Supplied records:
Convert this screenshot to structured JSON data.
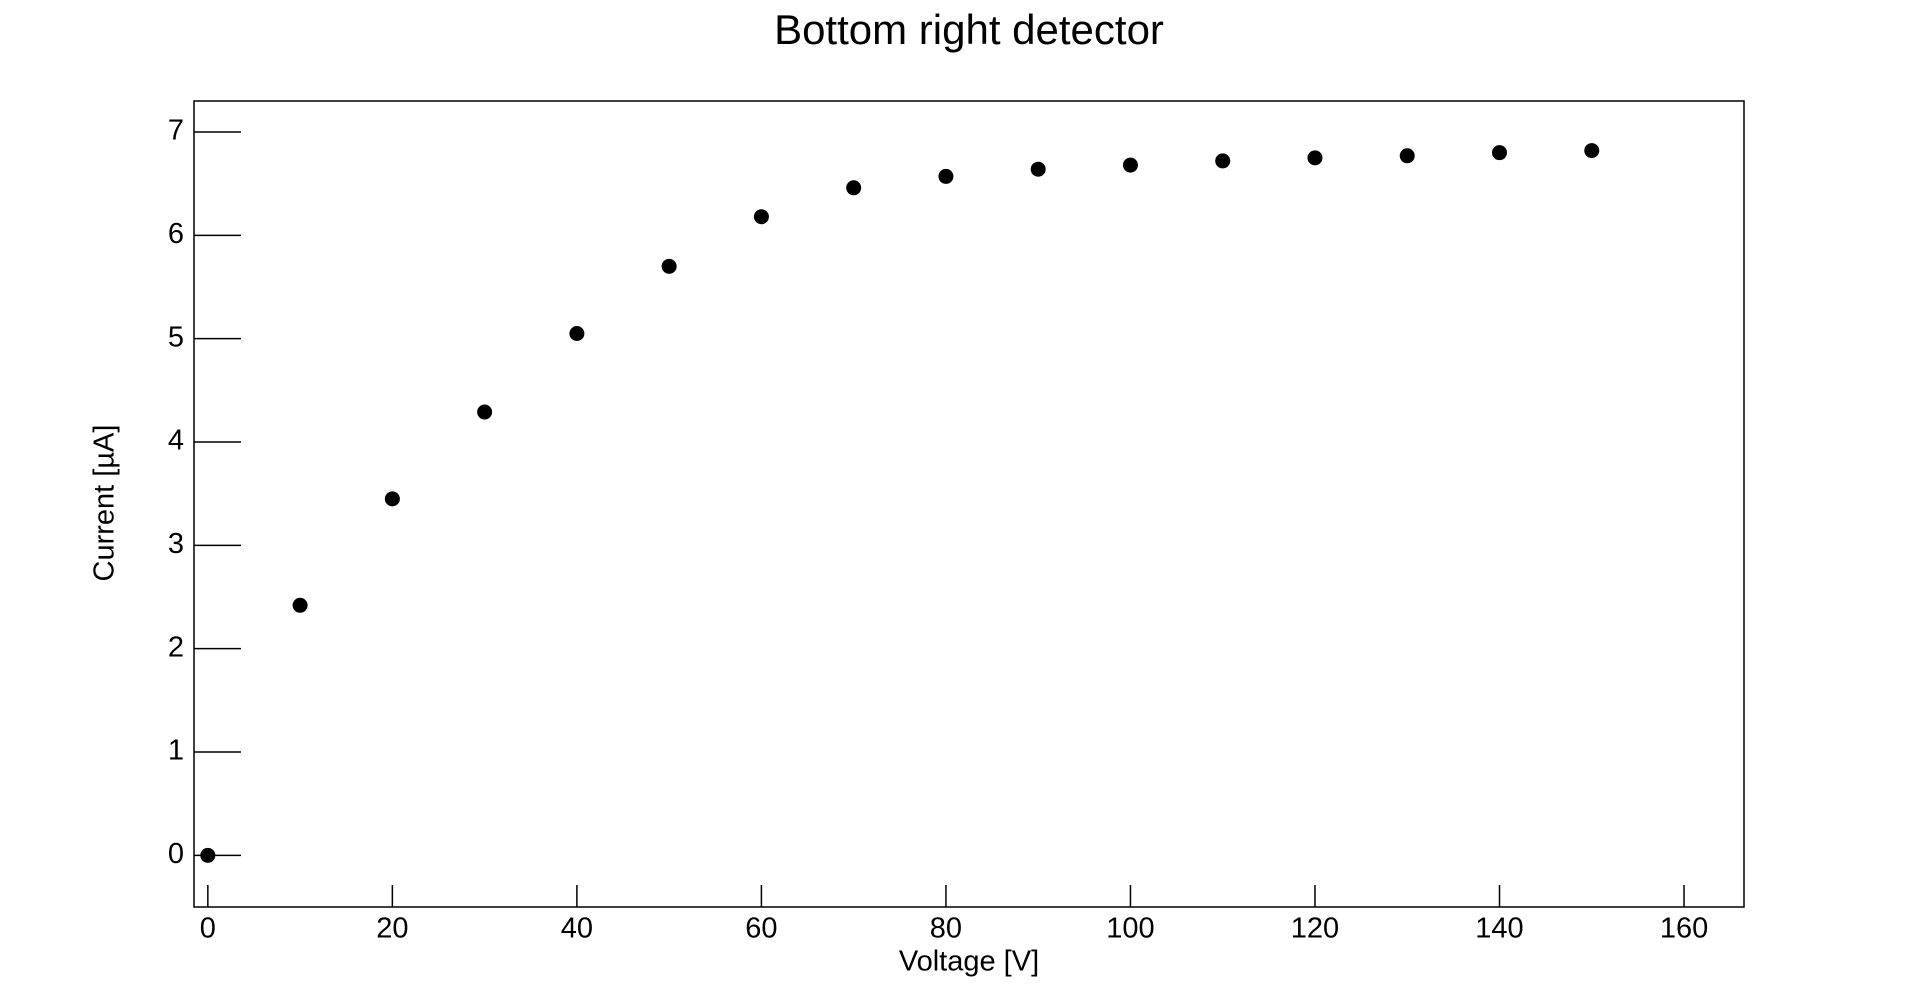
{
  "chart_data": {
    "type": "scatter",
    "title": "Bottom right detector",
    "x_label": "Voltage [V]",
    "y_label": "Current [µA]",
    "x": [
      0,
      10,
      20,
      30,
      40,
      50,
      60,
      70,
      80,
      90,
      100,
      110,
      120,
      130,
      140,
      150
    ],
    "series": [
      {
        "name": "Current",
        "color": "#000000",
        "values": [
          0,
          2.42,
          3.45,
          4.29,
          5.05,
          5.7,
          6.18,
          6.46,
          6.57,
          6.64,
          6.68,
          6.72,
          6.75,
          6.77,
          6.8,
          6.82
        ]
      }
    ],
    "xlim": [
      -1.5,
      166.5
    ],
    "xticks": [
      0,
      20,
      40,
      60,
      80,
      100,
      120,
      140,
      160
    ],
    "ylim": [
      -0.5,
      7.3
    ],
    "yticks": [
      0,
      1,
      2,
      3,
      4,
      5,
      6,
      7
    ],
    "grid": false
  }
}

Objective: Transcribe the listing in full. Omit the pictures and keep every line exact.

Exercise answer:
Convert this screenshot to structured JSON data.
{
  "chart_data": {
    "type": "scatter",
    "title": "Bottom right detector",
    "x_label": "Voltage [V]",
    "y_label": "Current [µA]",
    "x": [
      0,
      10,
      20,
      30,
      40,
      50,
      60,
      70,
      80,
      90,
      100,
      110,
      120,
      130,
      140,
      150
    ],
    "series": [
      {
        "name": "Current",
        "color": "#000000",
        "values": [
          0,
          2.42,
          3.45,
          4.29,
          5.05,
          5.7,
          6.18,
          6.46,
          6.57,
          6.64,
          6.68,
          6.72,
          6.75,
          6.77,
          6.8,
          6.82
        ]
      }
    ],
    "xlim": [
      -1.5,
      166.5
    ],
    "xticks": [
      0,
      20,
      40,
      60,
      80,
      100,
      120,
      140,
      160
    ],
    "ylim": [
      -0.5,
      7.3
    ],
    "yticks": [
      0,
      1,
      2,
      3,
      4,
      5,
      6,
      7
    ],
    "grid": false
  }
}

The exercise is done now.